# [WORK INSTRUCTIONS]
Return each line of the data below exactly, omitting any pictures.

# [DATA LINES]
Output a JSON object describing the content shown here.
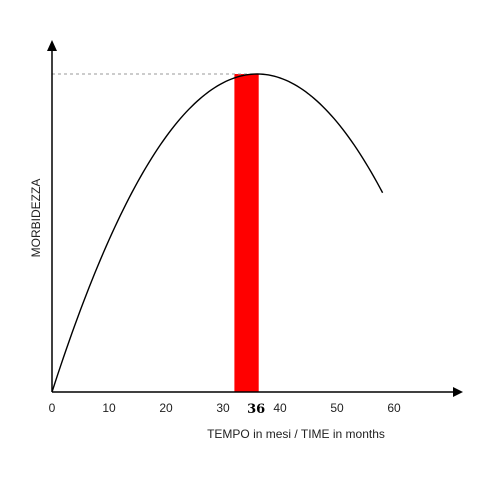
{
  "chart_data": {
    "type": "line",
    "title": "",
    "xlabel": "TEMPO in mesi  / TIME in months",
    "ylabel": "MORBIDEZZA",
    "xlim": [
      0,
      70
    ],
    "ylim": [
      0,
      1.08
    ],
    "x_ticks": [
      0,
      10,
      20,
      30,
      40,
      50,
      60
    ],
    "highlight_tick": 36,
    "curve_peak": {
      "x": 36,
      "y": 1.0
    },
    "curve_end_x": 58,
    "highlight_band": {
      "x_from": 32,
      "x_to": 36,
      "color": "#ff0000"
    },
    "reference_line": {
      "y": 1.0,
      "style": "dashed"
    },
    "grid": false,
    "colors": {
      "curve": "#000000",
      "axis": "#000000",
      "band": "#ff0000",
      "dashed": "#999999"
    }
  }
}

# [FULL ANSWER]
Output a JSON object describing the content shown here.
{
  "chart_data": {
    "type": "line",
    "title": "",
    "xlabel": "TEMPO in mesi  / TIME in months",
    "ylabel": "MORBIDEZZA",
    "xlim": [
      0,
      70
    ],
    "ylim": [
      0,
      1.08
    ],
    "x_ticks": [
      0,
      10,
      20,
      30,
      40,
      50,
      60
    ],
    "highlight_tick": 36,
    "curve_peak": {
      "x": 36,
      "y": 1.0
    },
    "curve_end_x": 58,
    "highlight_band": {
      "x_from": 32,
      "x_to": 36,
      "color": "#ff0000"
    },
    "reference_line": {
      "y": 1.0,
      "style": "dashed"
    },
    "grid": false,
    "colors": {
      "curve": "#000000",
      "axis": "#000000",
      "band": "#ff0000",
      "dashed": "#999999"
    }
  }
}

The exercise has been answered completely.